> **GIVEN EXERCISE**
Note each line that includes the word "content". Copy those lines.

[Extracted records]
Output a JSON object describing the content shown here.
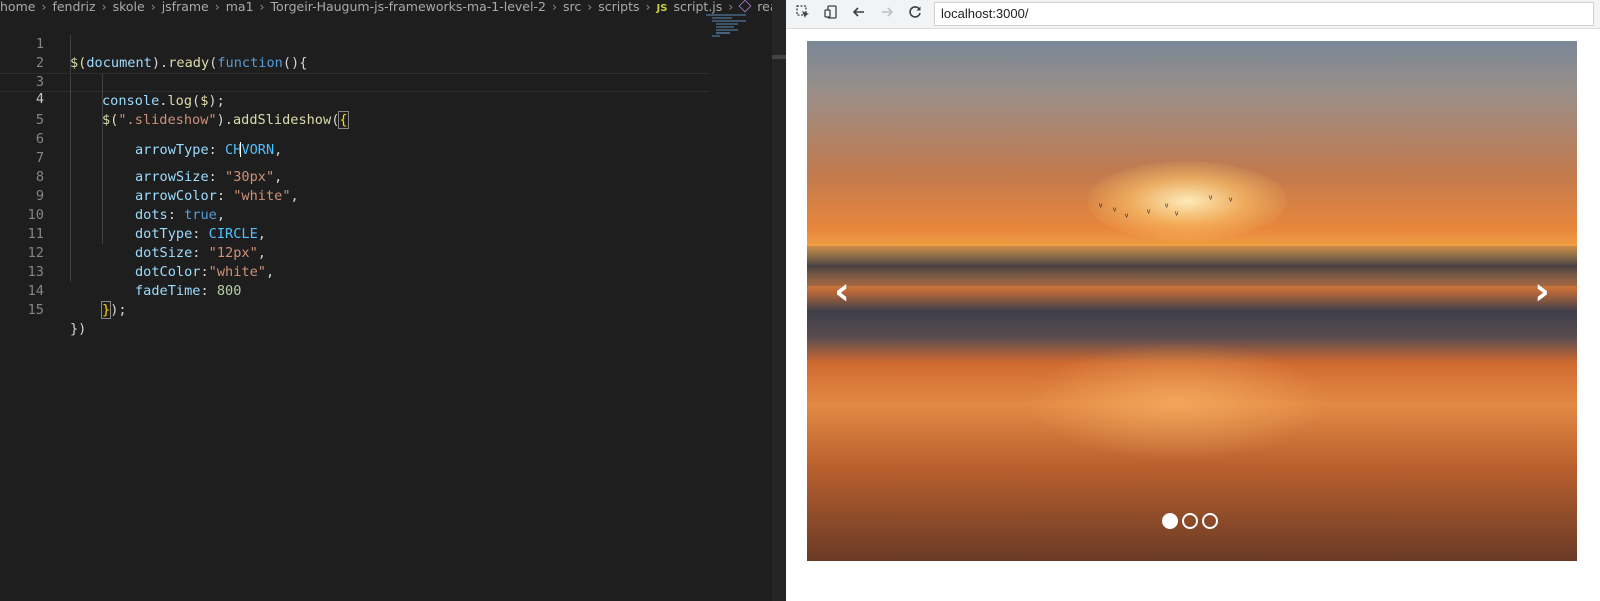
{
  "editor": {
    "breadcrumb": [
      "home",
      "fendriz",
      "skole",
      "jsframe",
      "ma1",
      "Torgeir-Haugum-js-frameworks-ma-1-level-2",
      "src",
      "scripts",
      "script.js",
      "ready("
    ],
    "js_badge": "JS",
    "line_numbers": [
      "1",
      "2",
      "3",
      "4",
      "5",
      "6",
      "7",
      "8",
      "9",
      "10",
      "11",
      "12",
      "13",
      "14",
      "15"
    ],
    "current_line": "4",
    "code": {
      "l1_a": "$(",
      "l1_b": "document",
      "l1_c": ").",
      "l1_d": "ready",
      "l1_e": "(",
      "l1_f": "function",
      "l1_g": "(){",
      "l2_a": "console",
      "l2_b": ".",
      "l2_c": "log",
      "l2_d": "(",
      "l2_e": "$",
      "l2_f": ");",
      "l3_a": "$(",
      "l3_b": "\".slideshow\"",
      "l3_c": ").",
      "l3_d": "addSlideshow",
      "l3_e": "(",
      "l3_f": "{",
      "l4_a": "arrowType",
      "l4_b": ": ",
      "l4_c1": "CH",
      "l4_c2": "VORN",
      "l4_d": ",",
      "l5_a": "arrowSize",
      "l5_b": ": ",
      "l5_c": "\"30px\"",
      "l5_d": ",",
      "l6_a": "arrowColor",
      "l6_b": ": ",
      "l6_c": "\"white\"",
      "l6_d": ",",
      "l7_a": "dots",
      "l7_b": ": ",
      "l7_c": "true",
      "l7_d": ",",
      "l8_a": "dotType",
      "l8_b": ": ",
      "l8_c": "CIRCLE",
      "l8_d": ",",
      "l9_a": "dotSize",
      "l9_b": ": ",
      "l9_c": "\"12px\"",
      "l9_d": ",",
      "l10_a": "dotColor",
      "l10_b": ":",
      "l10_c": "\"white\"",
      "l10_d": ",",
      "l11_a": "fadeTime",
      "l11_b": ": ",
      "l11_c": "800",
      "l13_a": "}",
      "l13_b": ");",
      "l15_a": "})"
    }
  },
  "browser": {
    "url": "localhost:3000/",
    "toolbar_icons": [
      "inspect-icon",
      "device-toggle-icon",
      "back-icon",
      "forward-icon",
      "reload-icon"
    ],
    "slideshow": {
      "prev_arrow": "‹",
      "next_arrow": "›",
      "dots_total": 3,
      "active_dot_index": 0
    }
  },
  "colors": {
    "editor_bg": "#1e1e1e",
    "keyword": "#569cd6",
    "string": "#ce9178",
    "property": "#9cdcfe",
    "function": "#dcdcaa",
    "number": "#b5cea8",
    "browser_toolbar": "#f1f3f4"
  }
}
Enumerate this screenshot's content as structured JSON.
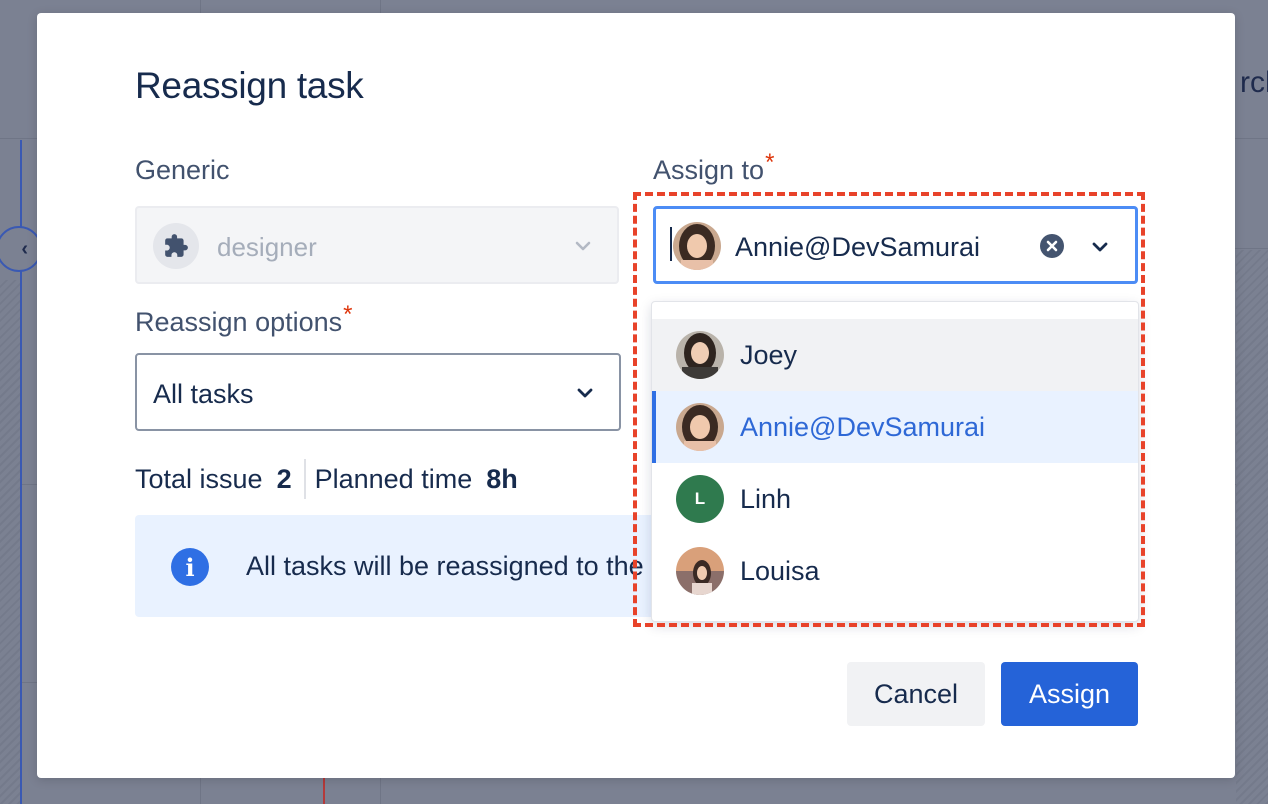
{
  "background": {
    "partial_text": "rch"
  },
  "modal": {
    "title": "Reassign task",
    "generic": {
      "label": "Generic",
      "value": "designer",
      "icon": "puzzle-icon"
    },
    "assign_to": {
      "label": "Assign to",
      "required_mark": "*",
      "value": "Annie@DevSamurai"
    },
    "reassign_options": {
      "label": "Reassign options",
      "required_mark": "*",
      "value": "All tasks"
    },
    "stats": {
      "total_issue_label": "Total issue",
      "total_issue_value": "2",
      "planned_time_label": "Planned time",
      "planned_time_value": "8h"
    },
    "info": {
      "text": "All tasks will be reassigned to the"
    },
    "dropdown": {
      "options": [
        {
          "label": "Joey",
          "state": "hover"
        },
        {
          "label": "Annie@DevSamurai",
          "state": "selected"
        },
        {
          "label": "Linh",
          "state": "default",
          "initial": "L"
        },
        {
          "label": "Louisa",
          "state": "default"
        }
      ]
    },
    "buttons": {
      "cancel": "Cancel",
      "assign": "Assign"
    }
  },
  "colors": {
    "primary": "#2563d8",
    "selected_text": "#2e68d6",
    "required": "#de350b",
    "highlight": "#e8432a",
    "linh_avatar": "#2f7a4e"
  }
}
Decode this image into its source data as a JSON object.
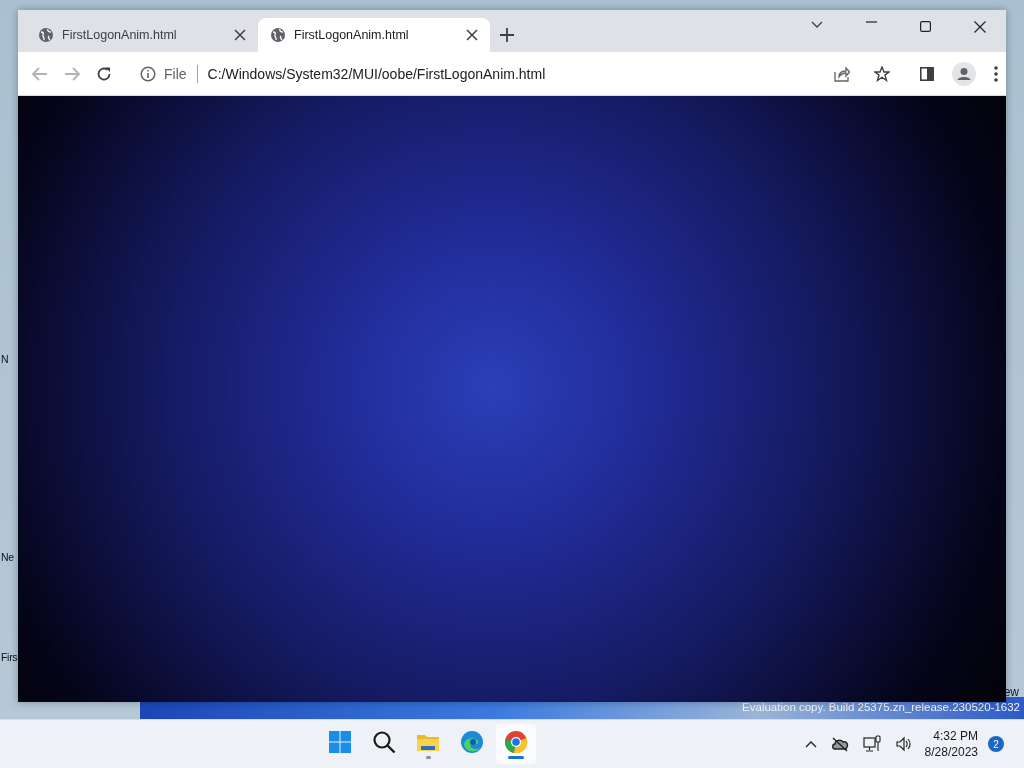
{
  "desktop": {
    "icon_labels": [
      "N",
      "Ne",
      "Firs"
    ],
    "watermark": [
      "ew",
      "Evaluation copy. Build 25375.zn_release.230520-1632"
    ]
  },
  "browser": {
    "tabs": [
      {
        "title": "FirstLogonAnim.html",
        "selected": false
      },
      {
        "title": "FirstLogonAnim.html",
        "selected": true
      }
    ],
    "address_bar": {
      "scheme": "File",
      "url": "C:/Windows/System32/MUI/oobe/FirstLogonAnim.html"
    }
  },
  "taskbar": {
    "apps": [
      {
        "kind": "start",
        "running": false,
        "selected": false
      },
      {
        "kind": "search",
        "running": false,
        "selected": false
      },
      {
        "kind": "files",
        "running": true,
        "selected": false
      },
      {
        "kind": "edge",
        "running": false,
        "selected": false
      },
      {
        "kind": "chrome",
        "running": true,
        "selected": true
      }
    ],
    "time": "4:32 PM",
    "date": "8/28/2023",
    "notifications": "2"
  }
}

> **EXERCISE OUTPUT**
Output a JSON object describing the content shown here.
Enumerate this screenshot's content as structured JSON.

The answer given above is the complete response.